_Stated goal:_
Without the pictures, print each of the records below exactly as it appears.

* begin Recorded information *

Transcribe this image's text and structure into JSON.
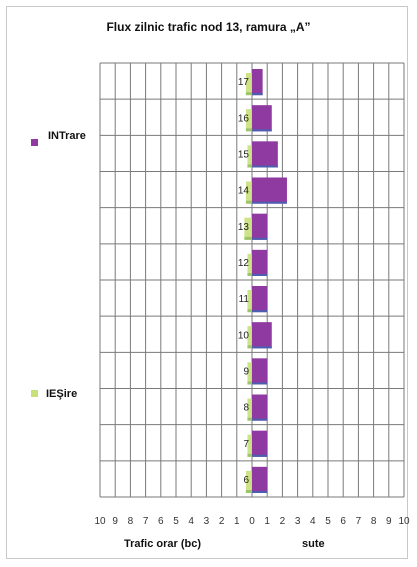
{
  "chart_data": {
    "type": "bar",
    "orientation": "horizontal-population-pyramid",
    "title": "Flux zilnic trafic nod 13, ramura „A”",
    "xlabel": "Trafic orar (bc)",
    "xunit": "sute",
    "categories": [
      "17",
      "16",
      "15",
      "14",
      "13",
      "12",
      "11",
      "10",
      "9",
      "8",
      "7",
      "6"
    ],
    "x_tick_labels": [
      "10",
      "9",
      "8",
      "7",
      "6",
      "5",
      "4",
      "3",
      "2",
      "1",
      "0",
      "1",
      "2",
      "3",
      "4",
      "5",
      "6",
      "7",
      "8",
      "9",
      "10"
    ],
    "xlim": [
      -10,
      10
    ],
    "grid": true,
    "series": [
      {
        "name": "INTrare",
        "side": "right",
        "color": "#8e3aa0",
        "values": [
          0.7,
          1.3,
          1.7,
          2.3,
          1.0,
          1.0,
          1.0,
          1.3,
          1.0,
          1.0,
          1.0,
          1.0
        ]
      },
      {
        "name": "IEŞire",
        "side": "left",
        "color": "#c8e07a",
        "values": [
          0.4,
          0.4,
          0.3,
          0.4,
          0.5,
          0.3,
          0.3,
          0.3,
          0.3,
          0.3,
          0.3,
          0.4
        ]
      }
    ],
    "legend": [
      {
        "label": "INTrare",
        "color": "#8e3aa0"
      },
      {
        "label": "IEŞire",
        "color": "#c8e07a"
      }
    ]
  }
}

* end Recorded information *

_Response for this exercise:_
Transcribe this image's text and structure into JSON.
{
  "chart_data": {
    "type": "bar",
    "orientation": "horizontal-population-pyramid",
    "title": "Flux zilnic trafic nod 13, ramura „A”",
    "xlabel": "Trafic orar (bc)",
    "xunit": "sute",
    "categories": [
      "17",
      "16",
      "15",
      "14",
      "13",
      "12",
      "11",
      "10",
      "9",
      "8",
      "7",
      "6"
    ],
    "x_tick_labels": [
      "10",
      "9",
      "8",
      "7",
      "6",
      "5",
      "4",
      "3",
      "2",
      "1",
      "0",
      "1",
      "2",
      "3",
      "4",
      "5",
      "6",
      "7",
      "8",
      "9",
      "10"
    ],
    "xlim": [
      -10,
      10
    ],
    "grid": true,
    "series": [
      {
        "name": "INTrare",
        "side": "right",
        "color": "#8e3aa0",
        "values": [
          0.7,
          1.3,
          1.7,
          2.3,
          1.0,
          1.0,
          1.0,
          1.3,
          1.0,
          1.0,
          1.0,
          1.0
        ]
      },
      {
        "name": "IEŞire",
        "side": "left",
        "color": "#c8e07a",
        "values": [
          0.4,
          0.4,
          0.3,
          0.4,
          0.5,
          0.3,
          0.3,
          0.3,
          0.3,
          0.3,
          0.3,
          0.4
        ]
      }
    ],
    "legend": [
      {
        "label": "INTrare",
        "color": "#8e3aa0"
      },
      {
        "label": "IEŞire",
        "color": "#c8e07a"
      }
    ]
  }
}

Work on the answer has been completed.